WHAT IS ASKED
Within the material below, find each line bearing the word "Sheet" and present it.

▽

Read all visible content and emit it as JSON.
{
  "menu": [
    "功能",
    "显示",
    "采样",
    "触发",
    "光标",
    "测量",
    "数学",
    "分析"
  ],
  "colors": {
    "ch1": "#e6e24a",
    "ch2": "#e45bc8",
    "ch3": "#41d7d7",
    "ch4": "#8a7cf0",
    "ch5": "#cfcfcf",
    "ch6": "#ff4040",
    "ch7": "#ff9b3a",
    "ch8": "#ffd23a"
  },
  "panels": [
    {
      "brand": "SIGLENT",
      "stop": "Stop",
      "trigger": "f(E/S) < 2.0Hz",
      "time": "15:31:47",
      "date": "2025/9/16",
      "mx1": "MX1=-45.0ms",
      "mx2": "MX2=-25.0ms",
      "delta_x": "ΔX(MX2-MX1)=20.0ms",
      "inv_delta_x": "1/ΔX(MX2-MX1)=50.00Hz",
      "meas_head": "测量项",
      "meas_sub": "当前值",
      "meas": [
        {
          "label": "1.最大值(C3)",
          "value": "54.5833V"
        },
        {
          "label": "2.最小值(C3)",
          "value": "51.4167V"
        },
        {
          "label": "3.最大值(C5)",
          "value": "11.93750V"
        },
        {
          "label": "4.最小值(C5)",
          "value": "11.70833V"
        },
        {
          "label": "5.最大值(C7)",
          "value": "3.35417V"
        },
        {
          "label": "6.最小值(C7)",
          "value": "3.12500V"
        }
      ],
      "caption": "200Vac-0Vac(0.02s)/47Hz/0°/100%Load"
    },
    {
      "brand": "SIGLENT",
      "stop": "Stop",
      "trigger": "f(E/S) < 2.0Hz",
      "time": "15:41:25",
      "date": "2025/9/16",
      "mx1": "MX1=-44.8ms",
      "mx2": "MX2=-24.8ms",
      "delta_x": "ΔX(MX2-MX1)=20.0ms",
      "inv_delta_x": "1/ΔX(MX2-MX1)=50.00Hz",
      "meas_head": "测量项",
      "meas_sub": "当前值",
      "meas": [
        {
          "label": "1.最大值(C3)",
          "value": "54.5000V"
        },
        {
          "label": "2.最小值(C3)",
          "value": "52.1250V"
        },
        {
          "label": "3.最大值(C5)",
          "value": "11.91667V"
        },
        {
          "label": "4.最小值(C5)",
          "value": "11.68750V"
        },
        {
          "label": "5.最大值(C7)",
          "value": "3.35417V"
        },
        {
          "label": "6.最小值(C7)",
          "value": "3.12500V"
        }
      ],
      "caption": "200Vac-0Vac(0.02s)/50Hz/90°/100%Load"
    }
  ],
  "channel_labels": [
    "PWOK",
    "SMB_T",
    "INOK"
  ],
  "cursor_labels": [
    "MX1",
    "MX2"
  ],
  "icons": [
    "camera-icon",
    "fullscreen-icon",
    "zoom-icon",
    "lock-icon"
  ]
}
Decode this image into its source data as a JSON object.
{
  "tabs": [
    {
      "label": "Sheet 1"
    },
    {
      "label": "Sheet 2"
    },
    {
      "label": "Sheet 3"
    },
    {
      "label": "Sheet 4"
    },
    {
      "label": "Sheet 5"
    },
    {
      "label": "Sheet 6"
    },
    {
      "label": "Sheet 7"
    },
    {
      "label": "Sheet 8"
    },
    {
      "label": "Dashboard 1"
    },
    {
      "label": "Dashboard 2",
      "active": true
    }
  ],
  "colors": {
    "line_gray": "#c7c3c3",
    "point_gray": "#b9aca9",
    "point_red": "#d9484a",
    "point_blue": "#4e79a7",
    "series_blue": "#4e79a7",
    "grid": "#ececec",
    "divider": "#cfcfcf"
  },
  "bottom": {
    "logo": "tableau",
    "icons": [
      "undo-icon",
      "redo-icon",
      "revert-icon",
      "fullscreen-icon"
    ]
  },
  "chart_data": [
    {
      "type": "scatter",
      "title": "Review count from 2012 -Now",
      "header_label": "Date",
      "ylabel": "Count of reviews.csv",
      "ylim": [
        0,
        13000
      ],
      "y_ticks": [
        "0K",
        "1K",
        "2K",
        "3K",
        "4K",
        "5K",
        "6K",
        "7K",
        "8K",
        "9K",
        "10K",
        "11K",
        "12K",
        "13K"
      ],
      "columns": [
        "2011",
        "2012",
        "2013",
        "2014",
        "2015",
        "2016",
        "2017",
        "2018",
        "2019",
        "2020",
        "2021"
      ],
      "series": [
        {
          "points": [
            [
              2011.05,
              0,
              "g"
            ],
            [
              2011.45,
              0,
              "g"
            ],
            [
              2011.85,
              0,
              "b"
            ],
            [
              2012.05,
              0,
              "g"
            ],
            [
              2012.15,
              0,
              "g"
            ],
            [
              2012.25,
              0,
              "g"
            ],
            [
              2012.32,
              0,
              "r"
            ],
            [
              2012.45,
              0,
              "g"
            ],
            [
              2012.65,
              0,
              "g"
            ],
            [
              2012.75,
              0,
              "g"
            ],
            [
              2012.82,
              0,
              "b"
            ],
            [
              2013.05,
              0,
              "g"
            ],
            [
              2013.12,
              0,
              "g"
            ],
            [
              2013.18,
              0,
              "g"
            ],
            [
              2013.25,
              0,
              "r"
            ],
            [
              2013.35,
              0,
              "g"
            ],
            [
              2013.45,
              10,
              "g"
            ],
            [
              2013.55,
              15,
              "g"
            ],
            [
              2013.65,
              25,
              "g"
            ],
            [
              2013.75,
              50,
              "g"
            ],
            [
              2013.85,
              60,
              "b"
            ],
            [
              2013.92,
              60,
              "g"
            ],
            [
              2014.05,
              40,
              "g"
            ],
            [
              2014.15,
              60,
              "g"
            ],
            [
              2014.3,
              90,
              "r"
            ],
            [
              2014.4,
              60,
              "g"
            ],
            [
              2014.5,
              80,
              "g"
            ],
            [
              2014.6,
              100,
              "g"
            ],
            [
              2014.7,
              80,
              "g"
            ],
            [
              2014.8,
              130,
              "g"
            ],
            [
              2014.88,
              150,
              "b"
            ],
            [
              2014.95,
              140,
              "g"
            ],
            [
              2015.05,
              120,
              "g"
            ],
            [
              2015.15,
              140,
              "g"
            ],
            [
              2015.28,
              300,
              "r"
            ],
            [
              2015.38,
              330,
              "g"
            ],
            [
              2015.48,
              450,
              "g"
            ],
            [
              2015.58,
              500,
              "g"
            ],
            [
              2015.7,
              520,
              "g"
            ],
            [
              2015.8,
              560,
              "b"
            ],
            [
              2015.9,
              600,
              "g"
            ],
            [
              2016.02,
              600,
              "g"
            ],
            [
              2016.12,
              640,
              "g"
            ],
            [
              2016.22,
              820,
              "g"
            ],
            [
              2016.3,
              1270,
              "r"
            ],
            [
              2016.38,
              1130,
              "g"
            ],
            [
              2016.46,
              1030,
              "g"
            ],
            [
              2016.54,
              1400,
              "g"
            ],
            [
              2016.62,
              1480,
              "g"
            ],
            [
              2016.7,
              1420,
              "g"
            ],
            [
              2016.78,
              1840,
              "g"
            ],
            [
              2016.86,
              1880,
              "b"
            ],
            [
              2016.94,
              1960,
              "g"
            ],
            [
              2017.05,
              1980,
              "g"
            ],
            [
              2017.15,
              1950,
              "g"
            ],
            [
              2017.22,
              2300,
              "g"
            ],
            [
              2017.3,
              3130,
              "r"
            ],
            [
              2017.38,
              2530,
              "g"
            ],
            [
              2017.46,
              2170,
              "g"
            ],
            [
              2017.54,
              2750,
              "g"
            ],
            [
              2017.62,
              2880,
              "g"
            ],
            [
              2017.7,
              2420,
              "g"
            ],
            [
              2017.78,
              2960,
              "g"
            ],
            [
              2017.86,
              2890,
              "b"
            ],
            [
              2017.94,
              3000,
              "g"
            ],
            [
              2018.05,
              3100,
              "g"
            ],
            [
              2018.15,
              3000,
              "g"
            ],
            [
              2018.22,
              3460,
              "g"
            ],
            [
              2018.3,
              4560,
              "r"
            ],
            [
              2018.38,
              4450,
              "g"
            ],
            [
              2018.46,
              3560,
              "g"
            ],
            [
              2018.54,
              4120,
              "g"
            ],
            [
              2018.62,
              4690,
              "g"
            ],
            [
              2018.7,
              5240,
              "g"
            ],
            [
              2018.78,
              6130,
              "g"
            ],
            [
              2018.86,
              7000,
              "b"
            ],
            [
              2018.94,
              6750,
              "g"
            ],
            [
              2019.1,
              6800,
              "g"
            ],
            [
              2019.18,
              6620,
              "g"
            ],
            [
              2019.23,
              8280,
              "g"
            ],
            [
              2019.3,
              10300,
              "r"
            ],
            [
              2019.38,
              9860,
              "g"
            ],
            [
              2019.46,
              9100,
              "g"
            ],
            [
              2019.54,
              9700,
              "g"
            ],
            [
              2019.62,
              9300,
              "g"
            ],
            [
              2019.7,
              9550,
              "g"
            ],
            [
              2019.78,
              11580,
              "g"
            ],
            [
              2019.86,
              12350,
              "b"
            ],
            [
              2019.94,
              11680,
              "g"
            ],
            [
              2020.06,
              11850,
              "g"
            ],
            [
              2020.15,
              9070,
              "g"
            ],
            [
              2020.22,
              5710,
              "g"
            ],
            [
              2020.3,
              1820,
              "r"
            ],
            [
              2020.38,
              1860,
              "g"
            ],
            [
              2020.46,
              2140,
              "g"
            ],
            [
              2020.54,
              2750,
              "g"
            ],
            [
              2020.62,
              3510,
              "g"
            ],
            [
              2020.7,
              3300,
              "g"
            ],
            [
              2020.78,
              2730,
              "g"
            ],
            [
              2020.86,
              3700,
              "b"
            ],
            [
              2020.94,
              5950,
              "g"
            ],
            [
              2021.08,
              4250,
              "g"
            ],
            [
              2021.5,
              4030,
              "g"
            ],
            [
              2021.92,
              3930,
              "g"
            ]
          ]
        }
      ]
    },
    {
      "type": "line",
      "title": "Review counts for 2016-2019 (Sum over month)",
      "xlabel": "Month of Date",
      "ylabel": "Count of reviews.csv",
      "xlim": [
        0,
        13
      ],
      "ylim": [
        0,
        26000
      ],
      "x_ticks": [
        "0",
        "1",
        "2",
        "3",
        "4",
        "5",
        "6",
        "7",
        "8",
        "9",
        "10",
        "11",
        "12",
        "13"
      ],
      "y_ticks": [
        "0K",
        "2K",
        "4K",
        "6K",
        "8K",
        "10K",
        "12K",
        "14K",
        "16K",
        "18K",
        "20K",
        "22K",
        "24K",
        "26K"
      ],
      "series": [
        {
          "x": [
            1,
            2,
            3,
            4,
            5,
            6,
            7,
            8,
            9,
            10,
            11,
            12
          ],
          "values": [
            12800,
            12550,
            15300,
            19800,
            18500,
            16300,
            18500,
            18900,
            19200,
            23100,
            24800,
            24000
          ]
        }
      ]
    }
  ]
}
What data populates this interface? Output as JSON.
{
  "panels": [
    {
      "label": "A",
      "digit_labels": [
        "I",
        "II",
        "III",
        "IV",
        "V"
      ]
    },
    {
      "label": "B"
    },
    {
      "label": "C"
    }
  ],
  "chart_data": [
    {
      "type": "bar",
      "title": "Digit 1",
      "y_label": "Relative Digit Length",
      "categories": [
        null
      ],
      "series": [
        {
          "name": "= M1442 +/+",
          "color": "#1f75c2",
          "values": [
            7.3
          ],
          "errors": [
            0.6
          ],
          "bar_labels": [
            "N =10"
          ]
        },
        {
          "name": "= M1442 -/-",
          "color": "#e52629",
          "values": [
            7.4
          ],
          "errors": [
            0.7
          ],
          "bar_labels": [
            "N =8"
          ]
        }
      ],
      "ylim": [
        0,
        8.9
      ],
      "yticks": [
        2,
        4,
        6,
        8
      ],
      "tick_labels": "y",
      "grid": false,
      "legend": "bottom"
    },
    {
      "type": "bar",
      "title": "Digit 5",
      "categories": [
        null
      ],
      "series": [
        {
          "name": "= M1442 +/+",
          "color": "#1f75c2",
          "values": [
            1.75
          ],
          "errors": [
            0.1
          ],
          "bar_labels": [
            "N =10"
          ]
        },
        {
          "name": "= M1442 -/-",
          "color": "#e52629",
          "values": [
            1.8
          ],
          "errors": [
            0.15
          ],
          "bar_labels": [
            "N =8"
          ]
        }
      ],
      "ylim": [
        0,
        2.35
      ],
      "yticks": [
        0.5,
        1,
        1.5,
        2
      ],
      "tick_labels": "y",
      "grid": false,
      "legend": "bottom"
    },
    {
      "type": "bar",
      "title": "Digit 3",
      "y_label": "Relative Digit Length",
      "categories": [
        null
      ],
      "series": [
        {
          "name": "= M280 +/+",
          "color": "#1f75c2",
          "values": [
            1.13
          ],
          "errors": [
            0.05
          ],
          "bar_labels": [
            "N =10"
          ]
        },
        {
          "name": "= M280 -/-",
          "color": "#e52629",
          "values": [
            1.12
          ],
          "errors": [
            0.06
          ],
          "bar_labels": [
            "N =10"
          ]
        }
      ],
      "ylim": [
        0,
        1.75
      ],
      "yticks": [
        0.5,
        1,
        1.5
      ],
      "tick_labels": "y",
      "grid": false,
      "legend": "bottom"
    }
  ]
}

△

ANSWER TO THE TASK
      "label": "Sheet 1"
      "label": "Sheet 2"
      "label": "Sheet 3"
      "label": "Sheet 4"
      "label": "Sheet 5"
      "label": "Sheet 6"
      "label": "Sheet 7"
      "label": "Sheet 8"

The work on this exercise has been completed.